PROBLEM - Assemble all lines in which the string "data" appears.

───── PROVIDED INFORMATION

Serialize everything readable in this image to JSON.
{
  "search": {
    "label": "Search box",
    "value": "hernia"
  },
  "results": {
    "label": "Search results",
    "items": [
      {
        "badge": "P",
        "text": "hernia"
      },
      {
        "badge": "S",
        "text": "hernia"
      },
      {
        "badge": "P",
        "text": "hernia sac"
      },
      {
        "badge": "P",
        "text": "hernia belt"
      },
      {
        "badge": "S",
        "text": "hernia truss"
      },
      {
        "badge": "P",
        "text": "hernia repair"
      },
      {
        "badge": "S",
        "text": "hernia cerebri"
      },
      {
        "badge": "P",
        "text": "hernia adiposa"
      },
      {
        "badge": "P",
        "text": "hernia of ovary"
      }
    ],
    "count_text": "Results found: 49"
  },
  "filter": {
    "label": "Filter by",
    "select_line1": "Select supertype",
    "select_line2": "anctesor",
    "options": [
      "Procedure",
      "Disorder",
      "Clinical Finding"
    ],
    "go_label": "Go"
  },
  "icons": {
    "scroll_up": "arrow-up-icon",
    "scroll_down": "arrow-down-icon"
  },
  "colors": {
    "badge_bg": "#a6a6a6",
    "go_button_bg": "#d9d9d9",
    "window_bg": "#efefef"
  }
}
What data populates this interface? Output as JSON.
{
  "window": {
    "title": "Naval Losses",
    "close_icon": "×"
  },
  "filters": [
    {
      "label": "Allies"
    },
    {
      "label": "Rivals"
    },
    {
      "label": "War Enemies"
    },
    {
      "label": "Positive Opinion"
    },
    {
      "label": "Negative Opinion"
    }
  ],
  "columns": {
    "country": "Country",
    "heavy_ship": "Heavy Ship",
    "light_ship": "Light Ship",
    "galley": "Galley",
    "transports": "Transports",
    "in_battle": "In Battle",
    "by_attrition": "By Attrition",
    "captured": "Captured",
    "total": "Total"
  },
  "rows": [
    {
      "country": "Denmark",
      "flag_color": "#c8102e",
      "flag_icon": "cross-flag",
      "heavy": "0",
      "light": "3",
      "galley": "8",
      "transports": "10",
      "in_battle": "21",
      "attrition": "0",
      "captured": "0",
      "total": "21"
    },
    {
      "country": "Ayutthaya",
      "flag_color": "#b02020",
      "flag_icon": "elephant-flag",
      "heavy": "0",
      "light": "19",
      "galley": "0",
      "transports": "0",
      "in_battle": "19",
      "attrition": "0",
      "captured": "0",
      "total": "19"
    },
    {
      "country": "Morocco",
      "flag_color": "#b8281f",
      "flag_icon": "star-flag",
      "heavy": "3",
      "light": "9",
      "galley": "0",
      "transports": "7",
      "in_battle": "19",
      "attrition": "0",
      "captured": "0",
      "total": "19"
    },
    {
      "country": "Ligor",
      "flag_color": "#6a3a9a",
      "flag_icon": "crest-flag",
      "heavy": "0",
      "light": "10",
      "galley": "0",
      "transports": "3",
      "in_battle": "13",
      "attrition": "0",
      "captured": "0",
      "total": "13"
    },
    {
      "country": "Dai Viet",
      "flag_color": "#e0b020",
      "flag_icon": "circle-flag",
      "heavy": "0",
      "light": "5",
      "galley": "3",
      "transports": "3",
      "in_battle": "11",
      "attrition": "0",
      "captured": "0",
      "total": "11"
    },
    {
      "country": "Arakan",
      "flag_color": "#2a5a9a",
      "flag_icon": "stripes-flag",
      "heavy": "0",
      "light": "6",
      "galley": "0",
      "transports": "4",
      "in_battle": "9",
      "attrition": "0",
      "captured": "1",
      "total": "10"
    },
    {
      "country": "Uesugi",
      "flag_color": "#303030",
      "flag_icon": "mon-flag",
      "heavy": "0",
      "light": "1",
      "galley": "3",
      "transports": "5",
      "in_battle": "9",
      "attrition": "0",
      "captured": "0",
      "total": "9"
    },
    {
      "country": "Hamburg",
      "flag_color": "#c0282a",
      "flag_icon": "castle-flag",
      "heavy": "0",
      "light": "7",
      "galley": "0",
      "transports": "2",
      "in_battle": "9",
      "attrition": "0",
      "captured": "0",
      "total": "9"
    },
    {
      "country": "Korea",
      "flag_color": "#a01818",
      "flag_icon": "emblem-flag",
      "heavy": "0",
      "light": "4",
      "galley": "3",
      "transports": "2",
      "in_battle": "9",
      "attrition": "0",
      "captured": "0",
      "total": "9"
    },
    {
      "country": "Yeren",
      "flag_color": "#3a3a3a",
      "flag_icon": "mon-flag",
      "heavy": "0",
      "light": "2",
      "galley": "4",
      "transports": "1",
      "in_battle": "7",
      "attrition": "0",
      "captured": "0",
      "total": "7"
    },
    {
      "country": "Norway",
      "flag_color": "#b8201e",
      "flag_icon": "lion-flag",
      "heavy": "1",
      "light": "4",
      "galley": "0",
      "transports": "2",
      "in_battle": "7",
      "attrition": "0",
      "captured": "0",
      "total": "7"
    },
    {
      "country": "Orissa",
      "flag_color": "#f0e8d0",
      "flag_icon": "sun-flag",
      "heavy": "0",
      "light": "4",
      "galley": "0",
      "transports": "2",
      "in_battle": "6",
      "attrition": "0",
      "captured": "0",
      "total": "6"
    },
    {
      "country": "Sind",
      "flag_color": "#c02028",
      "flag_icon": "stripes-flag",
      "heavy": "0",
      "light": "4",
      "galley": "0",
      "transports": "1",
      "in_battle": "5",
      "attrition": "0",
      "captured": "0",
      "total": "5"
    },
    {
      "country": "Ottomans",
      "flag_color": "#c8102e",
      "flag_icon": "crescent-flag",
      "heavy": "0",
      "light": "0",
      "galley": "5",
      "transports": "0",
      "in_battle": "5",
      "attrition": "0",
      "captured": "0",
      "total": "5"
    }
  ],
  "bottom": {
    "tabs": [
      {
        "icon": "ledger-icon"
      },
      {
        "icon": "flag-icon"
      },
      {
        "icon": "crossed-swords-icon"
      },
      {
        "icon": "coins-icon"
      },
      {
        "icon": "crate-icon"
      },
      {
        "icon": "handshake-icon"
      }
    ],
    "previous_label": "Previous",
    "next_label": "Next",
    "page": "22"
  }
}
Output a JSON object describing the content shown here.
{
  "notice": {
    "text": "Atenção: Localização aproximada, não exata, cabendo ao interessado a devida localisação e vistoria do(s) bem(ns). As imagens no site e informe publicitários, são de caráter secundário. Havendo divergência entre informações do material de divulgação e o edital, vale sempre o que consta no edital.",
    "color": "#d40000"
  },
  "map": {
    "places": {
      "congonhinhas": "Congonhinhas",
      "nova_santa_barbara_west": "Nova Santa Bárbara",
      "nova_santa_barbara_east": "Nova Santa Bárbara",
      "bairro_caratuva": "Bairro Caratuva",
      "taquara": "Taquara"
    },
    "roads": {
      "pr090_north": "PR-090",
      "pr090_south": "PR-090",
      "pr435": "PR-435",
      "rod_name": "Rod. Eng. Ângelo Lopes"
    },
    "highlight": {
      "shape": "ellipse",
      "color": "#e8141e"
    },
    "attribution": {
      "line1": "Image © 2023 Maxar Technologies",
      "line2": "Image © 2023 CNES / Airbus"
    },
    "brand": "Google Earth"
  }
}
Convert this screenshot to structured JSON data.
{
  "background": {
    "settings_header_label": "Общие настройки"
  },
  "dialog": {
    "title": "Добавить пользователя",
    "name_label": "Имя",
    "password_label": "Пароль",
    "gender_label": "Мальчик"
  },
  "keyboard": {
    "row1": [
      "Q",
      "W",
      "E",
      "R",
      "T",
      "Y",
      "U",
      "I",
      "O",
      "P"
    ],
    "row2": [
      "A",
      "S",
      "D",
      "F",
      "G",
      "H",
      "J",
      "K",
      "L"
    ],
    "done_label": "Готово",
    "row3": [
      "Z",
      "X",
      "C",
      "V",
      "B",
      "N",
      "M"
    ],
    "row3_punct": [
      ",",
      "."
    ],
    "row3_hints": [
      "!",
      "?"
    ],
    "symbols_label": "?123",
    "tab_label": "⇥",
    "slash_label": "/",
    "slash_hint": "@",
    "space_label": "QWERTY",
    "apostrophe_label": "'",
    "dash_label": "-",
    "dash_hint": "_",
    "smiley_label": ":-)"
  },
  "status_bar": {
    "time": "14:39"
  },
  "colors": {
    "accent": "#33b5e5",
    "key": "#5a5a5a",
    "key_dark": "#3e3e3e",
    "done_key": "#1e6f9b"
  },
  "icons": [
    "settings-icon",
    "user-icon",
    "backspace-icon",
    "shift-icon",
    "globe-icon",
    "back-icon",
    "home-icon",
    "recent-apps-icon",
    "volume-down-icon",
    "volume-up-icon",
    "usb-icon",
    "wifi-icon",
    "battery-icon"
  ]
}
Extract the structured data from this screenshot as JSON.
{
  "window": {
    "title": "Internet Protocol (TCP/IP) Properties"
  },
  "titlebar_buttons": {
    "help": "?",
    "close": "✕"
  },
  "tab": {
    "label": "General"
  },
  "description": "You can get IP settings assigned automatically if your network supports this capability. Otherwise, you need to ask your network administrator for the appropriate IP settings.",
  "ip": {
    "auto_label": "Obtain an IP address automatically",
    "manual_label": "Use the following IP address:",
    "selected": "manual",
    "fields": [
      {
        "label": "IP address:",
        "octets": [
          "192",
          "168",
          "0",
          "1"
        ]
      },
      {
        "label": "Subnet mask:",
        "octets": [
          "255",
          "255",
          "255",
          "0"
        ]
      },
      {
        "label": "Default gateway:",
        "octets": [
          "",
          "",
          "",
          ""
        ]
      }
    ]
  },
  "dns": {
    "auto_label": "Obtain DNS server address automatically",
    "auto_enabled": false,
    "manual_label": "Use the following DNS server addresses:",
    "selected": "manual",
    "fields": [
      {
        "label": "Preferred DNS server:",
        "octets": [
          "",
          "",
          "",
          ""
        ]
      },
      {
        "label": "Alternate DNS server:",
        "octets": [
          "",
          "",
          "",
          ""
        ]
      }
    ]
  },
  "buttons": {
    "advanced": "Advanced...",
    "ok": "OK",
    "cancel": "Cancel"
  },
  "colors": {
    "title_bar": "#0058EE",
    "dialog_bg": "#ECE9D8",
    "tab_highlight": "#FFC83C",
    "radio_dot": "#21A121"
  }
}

──────────

WRITTEN RESPONSE -
What data populates this interface? Output as JSON.
Convert this screenshot to structured JSON data.
Extract the structured data from this screenshot as JSON.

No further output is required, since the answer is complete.